Physiochemical and functional property evaluation of oleosome-based mayonnaise indicates its suitability to produce emulsion-based food system. Sensory evaluation is carried out to assess the acceptability of oleosomes as a base ingredient in the formulation of eggless mayonnaise (Fig. 8). The sensory analysis of oleosome-based mayonnaise revealed superior characteristics across multiple sensory attributes compared to the traditional egg-based formulation. The visual and textural evaluation shows better characteristics in the oleosome-based formulation. Notably, appearance (8.15 ± 0.85 vs. 7.6 ± 0.86) and colour (8.3 ± 0.78 vs. 7.25 ± 0.94) scores indicated a more aesthetically pleasing product, while texture evaluation (8.0 ± 0.55 vs. 7.35 ± 1.11) suggested a more refined structural composition. These findings highlight the structural advantages of oleosome-based emulsions in creating visually appealing and texturally better mayonnaise alternatives. The most remarkable improvements were observed in textural attributes, with creaminess (7.85 ± 0.79 vs. 7.35 ± 0.73) and overall consistency (8.0 ± 0.84 vs. 7.75 ± 0.94) highlighting the exceptional emulsification capabilities of the oleosome base.

Fig. 8 Sensory profile of oleosome-based mayonnaise and control mayonnaise. Assessed on a 9-point hedonic scale (1 = dislike extremely, 9 = extremely likely).

# Supplied data:
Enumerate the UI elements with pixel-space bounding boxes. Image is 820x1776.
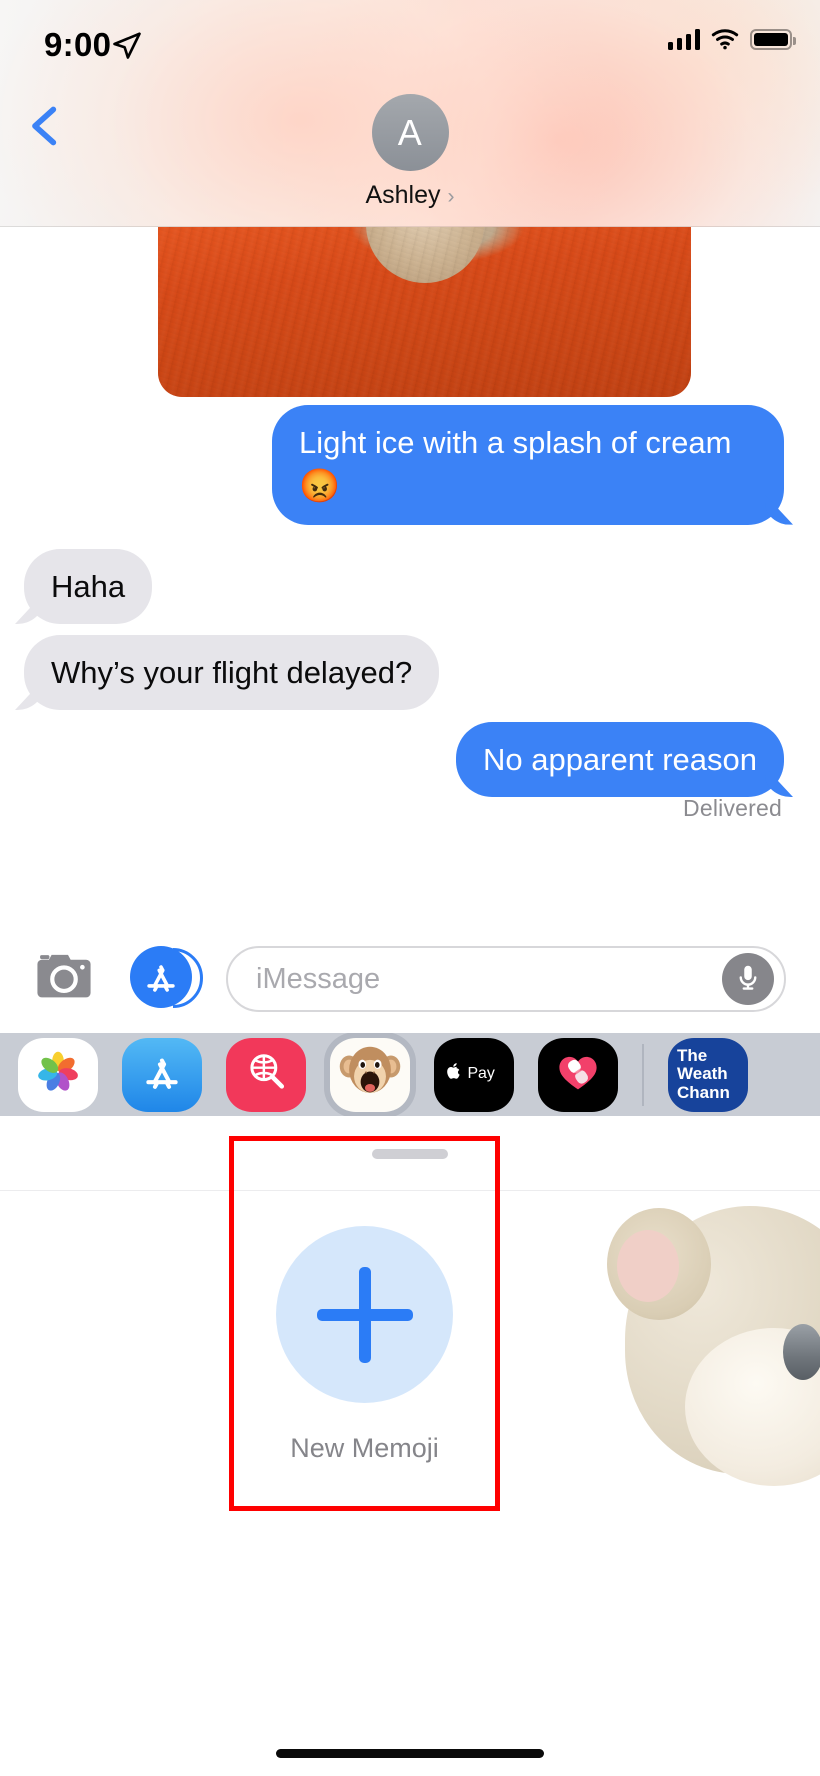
- new-memoji-button[interactable]: New Memoji: [229, 1136, 500, 1511]
- status-bar: 9:00: [0, 0, 820, 88]
- app-drawer-item-photos[interactable]: [18, 1037, 98, 1112]
- photos-icon: [35, 1049, 81, 1100]
- weather-line-3: Chann: [677, 1082, 730, 1102]
- cellular-signal-icon: [667, 28, 700, 50]
- angry-face-emoji: 😡: [299, 467, 341, 505]
- drawer-separator: [642, 1043, 644, 1106]
- message-bubble-outgoing[interactable]: Light ice with a splash of cream 😡: [272, 405, 784, 525]
- memoji-monkey-icon: [334, 1039, 406, 1110]
- weather-line-2: Weath: [677, 1064, 728, 1084]
- avatar: A: [371, 94, 449, 171]
- activity-heart-icon: [554, 1048, 602, 1101]
- app-drawer-item-images[interactable]: [226, 1037, 306, 1112]
- camera-icon: [33, 952, 95, 1007]
- apple-pay-icon: Pay: [445, 1061, 503, 1089]
- app-drawer-item-apple-pay[interactable]: Pay: [434, 1037, 514, 1112]
- memoji-eye: [783, 1324, 820, 1380]
- memoji-head: [607, 1206, 820, 1486]
- message-text: Light ice with a splash of cream: [299, 425, 732, 460]
- app-drawer-item-memoji[interactable]: [330, 1037, 410, 1112]
- app-drawer-item-app-store[interactable]: [122, 1037, 202, 1112]
- app-store-button[interactable]: [130, 946, 203, 1012]
- message-input-field[interactable]: iMessage: [226, 946, 786, 1012]
- contact-name-row[interactable]: Ashley ›: [365, 181, 454, 210]
- memoji-preview-partial[interactable]: [607, 1196, 820, 1486]
- images-search-icon: [243, 1049, 289, 1100]
- wifi-icon: [711, 28, 739, 50]
- message-bubble-incoming[interactable]: Why’s your flight delayed?: [24, 635, 440, 711]
- status-bar-indicators: [667, 28, 796, 50]
- microphone-button[interactable]: [722, 953, 774, 1005]
- weather-line-1: The: [677, 1045, 708, 1065]
- plus-icon: [276, 1226, 453, 1403]
- message-input-placeholder: iMessage: [256, 962, 381, 995]
- message-text: Haha: [51, 569, 126, 604]
- app-drawer-item-weather-channel[interactable]: The Weath Chann: [668, 1037, 748, 1112]
- microphone-icon: [733, 962, 763, 997]
- weather-channel-icon: The Weath Chann: [668, 1045, 748, 1102]
- contact-header[interactable]: A Ashley ›: [0, 94, 820, 210]
- app-drawer-item-activity[interactable]: [538, 1037, 618, 1112]
- location-arrow-icon: [112, 30, 142, 60]
- camera-button[interactable]: [32, 947, 96, 1011]
- delivery-status: Delivered: [683, 795, 782, 821]
- app-store-icon: [138, 1048, 186, 1101]
- message-bubble-photo[interactable]: [158, 227, 691, 397]
- battery-full-icon: [750, 28, 796, 50]
- avatar-initial: A: [397, 111, 423, 153]
- message-thread[interactable]: Light ice with a splash of cream 😡 Haha …: [0, 227, 820, 925]
- photo-texture: [158, 227, 691, 397]
- contact-name: Ashley: [365, 181, 441, 209]
- message-input-bar: iMessage: [0, 925, 820, 1033]
- memoji-ear-inner: [617, 1230, 679, 1302]
- message-bubble-outgoing[interactable]: No apparent reason: [455, 722, 784, 798]
- plus-glyph: [316, 1266, 413, 1363]
- home-indicator[interactable]: [276, 1749, 544, 1758]
- message-bubble-incoming[interactable]: Haha: [24, 549, 153, 625]
- imessage-app-drawer[interactable]: Pay The Weath Chann: [0, 1033, 820, 1116]
- message-text: No apparent reason: [482, 742, 757, 777]
- svg-text:Pay: Pay: [467, 1065, 494, 1082]
- memoji-ear: [607, 1208, 711, 1320]
- navigation-header: 9:00 A Ashley ›: [0, 0, 820, 227]
- status-bar-time: 9:00: [44, 26, 112, 63]
- new-memoji-label: New Memoji: [290, 1433, 439, 1463]
- app-store-icon: [130, 946, 192, 1008]
- message-text: Why’s your flight delayed?: [51, 655, 413, 690]
- chevron-right-icon: ›: [447, 185, 455, 208]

# Exercise set:
1 – Rewrite the stretch of the oleosome mayonnaise passage from "Fig. 8 Sensory" through "9 = extremely likely).", changing "control mayonnaise" to "egg-based mayonnaise".
2 – Which sensory attributes does the oleosome mayonnaise passage give paired scores for?
3 – Carry the oleosome mayonnaise passage on from its final sentence.

# Responses for each task:
1 –
Fig. 8 Sensory profile of oleosome-based mayonnaise and egg-based mayonnaise. Assessed on a 9-point hedonic scale (1 = dislike extremely, 9 = extremely likely).

2 – appearance, colour, texture, creaminess, overall consistency

3 –
Existing literature suggests that oleosomes demonstrate superior oxidative stability compared to bulk oils, with TAGs exhibiting a prolonged lag phase before oxidation and slower hydroperoxide formation.⁷² These characteristics contribute to flavour neutrality and potentially mitigate lipid oxidation and rancidity, thereby enhancing the shelf life of the product. The mouthfeel (7.45 ± 0.97 vs. 6.5 ± 1.28) and aroma (7.25 ± 1.18 vs. 6.45 ± 1.50) score further substantiated the potential of oleosomes bringing in mouthfeel and aroma of emulsion-based foods. The overall acceptance score of 7.55 ± 0.67, which is significantly higher than the control's 6.4 ± 1.53, positions oleosome-based mayonnaise as a compelling alternative for vegan and health-conscious consumers. Taste and flavour profiles presented intriguing insights, with the oleosome-based formulation scoring 6.85 ± 1.19 and 6.6 ± 0.97, respectively, compared to the control's 5.75 ± 1.41 and 5.65 ± 1.46 while these scores suggest potential for further flavour optimisation, they nonetheless demonstrate the promising potential of oleosomes as a novel base ingredient. The superior sensory performance of the oleosome-based mayonnaise suggests its versatility as a plant-based emulsion base beyond traditional applications. While minor taste and flavour limitations were observed, these findings present promising opportunities for strategic flavour optimization in subsequent formulations. Future research should prioritize flavour profile enhancement, comprehensive stability investigations of oleosome-based emulsions, and systematic exploration of potential applications across diverse food product categories.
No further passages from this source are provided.